* _What is expected_
Quote the listing below in its entirety.

* _Supplied data_
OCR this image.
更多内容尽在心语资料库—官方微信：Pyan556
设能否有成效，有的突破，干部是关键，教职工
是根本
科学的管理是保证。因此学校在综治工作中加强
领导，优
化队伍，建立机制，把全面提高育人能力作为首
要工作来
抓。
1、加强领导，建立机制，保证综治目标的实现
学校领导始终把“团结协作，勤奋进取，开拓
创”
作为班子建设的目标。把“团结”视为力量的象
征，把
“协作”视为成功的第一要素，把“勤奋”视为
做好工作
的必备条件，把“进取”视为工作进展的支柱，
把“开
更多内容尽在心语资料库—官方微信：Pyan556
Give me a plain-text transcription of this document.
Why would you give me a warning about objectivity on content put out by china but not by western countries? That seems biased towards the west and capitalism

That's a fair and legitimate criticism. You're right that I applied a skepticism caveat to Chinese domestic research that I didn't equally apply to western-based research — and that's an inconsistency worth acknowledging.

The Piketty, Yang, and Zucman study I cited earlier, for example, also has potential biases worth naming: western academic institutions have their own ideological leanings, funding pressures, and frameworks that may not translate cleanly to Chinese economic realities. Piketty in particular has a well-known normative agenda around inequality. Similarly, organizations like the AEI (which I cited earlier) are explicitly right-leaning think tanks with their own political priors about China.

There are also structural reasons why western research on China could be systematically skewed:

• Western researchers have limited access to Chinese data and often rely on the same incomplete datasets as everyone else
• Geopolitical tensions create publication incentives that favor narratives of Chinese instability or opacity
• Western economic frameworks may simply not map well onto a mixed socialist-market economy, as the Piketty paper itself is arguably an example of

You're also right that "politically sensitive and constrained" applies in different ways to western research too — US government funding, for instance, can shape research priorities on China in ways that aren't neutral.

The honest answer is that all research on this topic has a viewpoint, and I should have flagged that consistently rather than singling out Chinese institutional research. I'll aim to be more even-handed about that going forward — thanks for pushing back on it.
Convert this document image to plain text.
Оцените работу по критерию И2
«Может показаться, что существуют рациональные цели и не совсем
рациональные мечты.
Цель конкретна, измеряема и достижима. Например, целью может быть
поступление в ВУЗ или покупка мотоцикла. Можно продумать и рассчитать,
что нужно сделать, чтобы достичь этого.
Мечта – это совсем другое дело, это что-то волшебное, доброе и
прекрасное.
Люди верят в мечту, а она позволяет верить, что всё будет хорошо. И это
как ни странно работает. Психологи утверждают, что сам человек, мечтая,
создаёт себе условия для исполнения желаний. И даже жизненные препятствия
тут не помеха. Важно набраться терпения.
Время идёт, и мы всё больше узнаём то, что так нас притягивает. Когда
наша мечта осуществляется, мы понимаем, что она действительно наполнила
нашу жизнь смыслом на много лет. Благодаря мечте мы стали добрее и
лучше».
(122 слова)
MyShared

* _Exercise response_
OCR this image.
更多内容尽在心语资料库—官方微信：Pyan556
设能否有成效，有的突破，干部是关键，教职工
是根本
科学的管理是保证。因此学校在综治工作中加强
领导，优
化队伍，建立机制，把全面提高育人能力作为首
要工作来
抓。
1、加强领导，建立机制，保证综治目标的实现
学校领导始终把“团结协作，勤奋进取，开拓
创”
作为班子建设的目标。把“团结”视为力量的象
征，把
“协作”视为成功的第一要素，把“勤奋”视为
做好工作
的必备条件，把“进取”视为工作进展的支柱，
把“开
更多内容尽在心语资料库—官方微信：Pyan556
Give me a plain-text transcription of this document.
Why would you give me a warning about objectivity on content put out by china but not by western countries? That seems biased towards the west and capitalism

That's a fair and legitimate criticism. You're right that I applied a skepticism caveat to Chinese domestic research that I didn't equally apply to western-based research — and that's an inconsistency worth acknowledging.

The Piketty, Yang, and Zucman study I cited earlier, for example, also has potential biases worth naming: western academic institutions have their own ideological leanings, funding pressures, and frameworks that may not translate cleanly to Chinese economic realities. Piketty in particular has a well-known normative agenda around inequality. Similarly, organizations like the AEI (which I cited earlier) are explicitly right-leaning think tanks with their own political priors about China.

There are also structural reasons why western research on China could be systematically skewed:

• Western researchers have limited access to Chinese data and often rely on the same incomplete datasets as everyone else
• Geopolitical tensions create publication incentives that favor narratives of Chinese instability or opacity
• Western economic frameworks may simply not map well onto a mixed socialist-market economy, as the Piketty paper itself is arguably an example of

You're also right that "politically sensitive and constrained" applies in different ways to western research too — US government funding, for instance, can shape research priorities on China in ways that aren't neutral.

The honest answer is that all research on this topic has a viewpoint, and I should have flagged that consistently rather than singling out Chinese institutional research. I'll aim to be more even-handed about that going forward — thanks for pushing back on it.
Convert this document image to plain text.
Оцените работу по критерию И2
«Может показаться, что существуют рациональные цели и не совсем
рациональные мечты.
Цель конкретна, измеряема и достижима. Например, целью может быть
поступление в ВУЗ или покупка мотоцикла. Можно продумать и рассчитать,
что нужно сделать, чтобы достичь этого.
Мечта – это совсем другое дело, это что-то волшебное, доброе и
прекрасное.
Люди верят в мечту, а она позволяет верить, что всё будет хорошо. И это
как ни странно работает. Психологи утверждают, что сам человек, мечтая,
создаёт себе условия для исполнения желаний. И даже жизненные препятствия
тут не помеха. Важно набраться терпения.
Время идёт, и мы всё больше узнаём то, что так нас притягивает. Когда
наша мечта осуществляется, мы понимаем, что она действительно наполнила
нашу жизнь смыслом на много лет. Благодаря мечте мы стали добрее и
лучше».
(122 слова)
MyShared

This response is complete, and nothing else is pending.